- [WHAT THE TASK REQUIRES]: Copy out the lines that have "برقم" in them.

━━━━━ SUPPLIED ENTRIES ━━━━━

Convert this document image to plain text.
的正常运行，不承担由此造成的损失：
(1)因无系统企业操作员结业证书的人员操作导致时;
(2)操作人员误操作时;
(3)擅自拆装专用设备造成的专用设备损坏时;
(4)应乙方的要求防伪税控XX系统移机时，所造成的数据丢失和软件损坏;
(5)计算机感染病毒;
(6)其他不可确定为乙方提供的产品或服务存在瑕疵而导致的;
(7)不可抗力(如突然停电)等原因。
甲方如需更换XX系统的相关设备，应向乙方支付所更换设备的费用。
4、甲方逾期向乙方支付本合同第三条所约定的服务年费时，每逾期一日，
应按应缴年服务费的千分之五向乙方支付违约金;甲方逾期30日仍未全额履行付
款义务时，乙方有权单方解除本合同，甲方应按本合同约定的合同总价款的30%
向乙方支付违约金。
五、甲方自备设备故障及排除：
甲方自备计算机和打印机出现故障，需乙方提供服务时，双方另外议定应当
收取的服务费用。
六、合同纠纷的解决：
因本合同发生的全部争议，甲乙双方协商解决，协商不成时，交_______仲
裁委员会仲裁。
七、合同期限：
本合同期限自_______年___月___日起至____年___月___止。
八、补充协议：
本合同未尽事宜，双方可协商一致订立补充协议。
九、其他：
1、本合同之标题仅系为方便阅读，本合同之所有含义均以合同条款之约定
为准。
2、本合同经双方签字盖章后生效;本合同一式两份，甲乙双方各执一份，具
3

━━━━━
━━━━━ SUPPLIED ENTRIES ━━━━━

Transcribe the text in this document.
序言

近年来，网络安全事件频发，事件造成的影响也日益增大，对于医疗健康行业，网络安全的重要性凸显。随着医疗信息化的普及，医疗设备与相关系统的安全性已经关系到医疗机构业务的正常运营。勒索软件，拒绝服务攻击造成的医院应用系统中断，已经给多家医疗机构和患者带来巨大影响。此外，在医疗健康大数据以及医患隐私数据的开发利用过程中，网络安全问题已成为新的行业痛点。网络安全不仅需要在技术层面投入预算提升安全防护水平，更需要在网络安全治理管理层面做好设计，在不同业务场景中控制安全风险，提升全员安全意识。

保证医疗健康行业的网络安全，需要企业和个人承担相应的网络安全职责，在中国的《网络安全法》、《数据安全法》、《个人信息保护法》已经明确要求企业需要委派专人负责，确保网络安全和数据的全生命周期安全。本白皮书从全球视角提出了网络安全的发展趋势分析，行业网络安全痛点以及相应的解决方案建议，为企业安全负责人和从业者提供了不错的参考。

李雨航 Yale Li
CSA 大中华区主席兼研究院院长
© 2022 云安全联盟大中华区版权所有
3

━━━━━
━━━━━ SUPPLIED ENTRIES ━━━━━

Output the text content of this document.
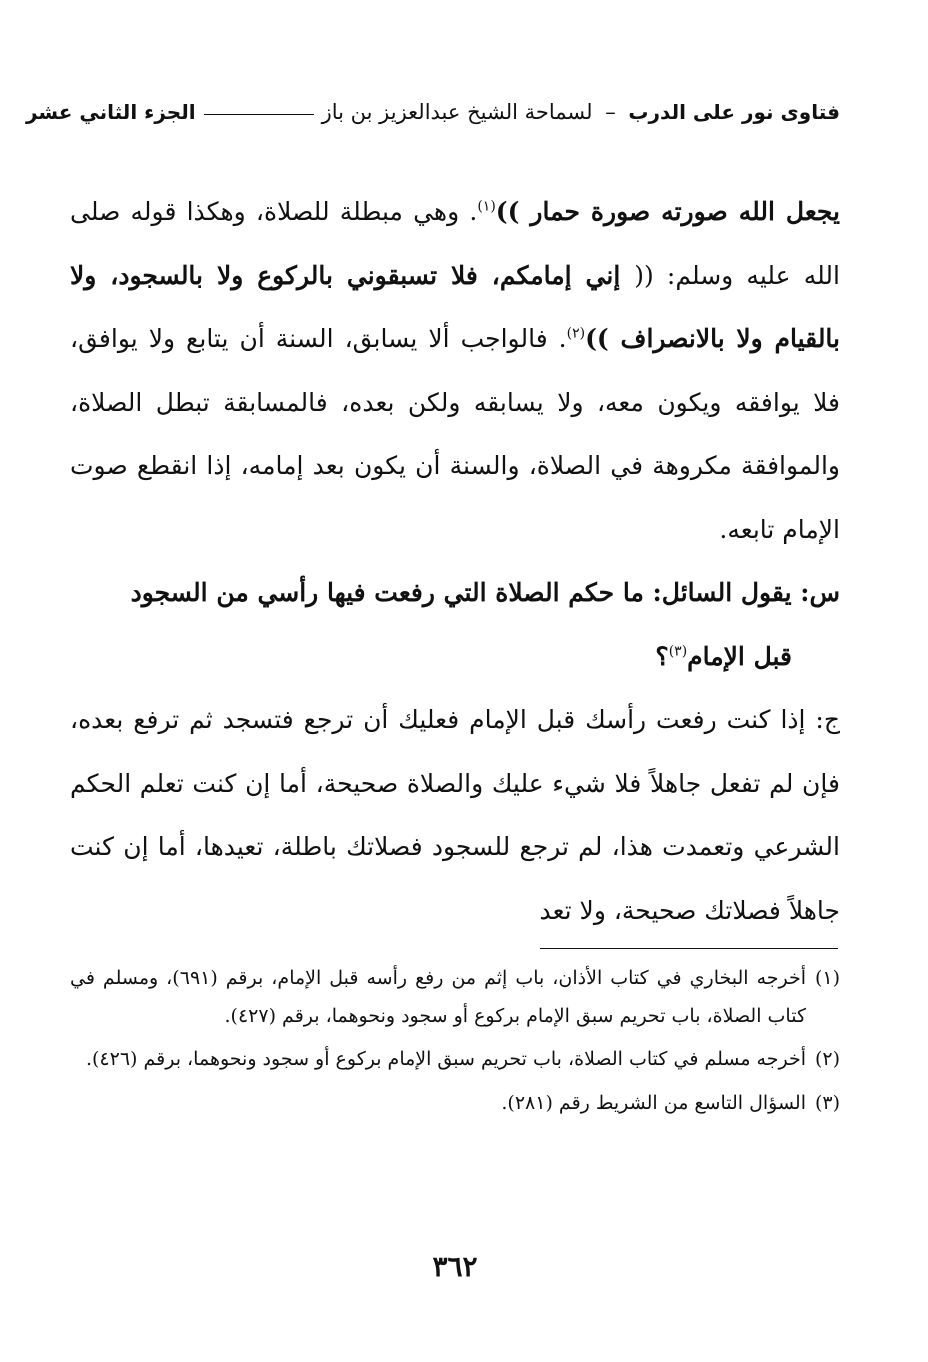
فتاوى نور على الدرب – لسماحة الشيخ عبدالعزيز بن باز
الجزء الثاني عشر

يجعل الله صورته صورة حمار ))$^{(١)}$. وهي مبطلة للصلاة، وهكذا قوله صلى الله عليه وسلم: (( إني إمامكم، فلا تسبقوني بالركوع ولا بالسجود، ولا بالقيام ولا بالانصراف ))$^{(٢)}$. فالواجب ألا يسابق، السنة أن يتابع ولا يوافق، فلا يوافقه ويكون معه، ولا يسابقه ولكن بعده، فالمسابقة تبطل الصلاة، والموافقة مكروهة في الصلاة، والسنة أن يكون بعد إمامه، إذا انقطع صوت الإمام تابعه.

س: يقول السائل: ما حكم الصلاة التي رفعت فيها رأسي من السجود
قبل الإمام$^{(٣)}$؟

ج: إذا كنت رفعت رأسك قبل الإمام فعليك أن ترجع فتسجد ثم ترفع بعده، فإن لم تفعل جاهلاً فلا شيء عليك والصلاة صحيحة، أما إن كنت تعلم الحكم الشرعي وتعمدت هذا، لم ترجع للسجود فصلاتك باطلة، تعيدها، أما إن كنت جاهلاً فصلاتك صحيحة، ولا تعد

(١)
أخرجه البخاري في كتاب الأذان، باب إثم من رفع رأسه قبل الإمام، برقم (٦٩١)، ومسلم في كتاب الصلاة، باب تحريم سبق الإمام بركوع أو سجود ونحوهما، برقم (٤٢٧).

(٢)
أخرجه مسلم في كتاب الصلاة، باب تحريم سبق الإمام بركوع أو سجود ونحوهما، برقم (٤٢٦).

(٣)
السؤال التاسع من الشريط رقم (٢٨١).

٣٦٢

━━━━━

- [RESPONSE FOR THIS EXERCISE]:
أخرجه البخاري في كتاب الأذان، باب إثم من رفع رأسه قبل الإمام، برقم (٦٩١)، ومسلم في كتاب الصلاة، باب تحريم سبق الإمام بركوع أو سجود ونحوهما، برقم (٤٢٧).
أخرجه مسلم في كتاب الصلاة، باب تحريم سبق الإمام بركوع أو سجود ونحوهما، برقم (٤٢٦).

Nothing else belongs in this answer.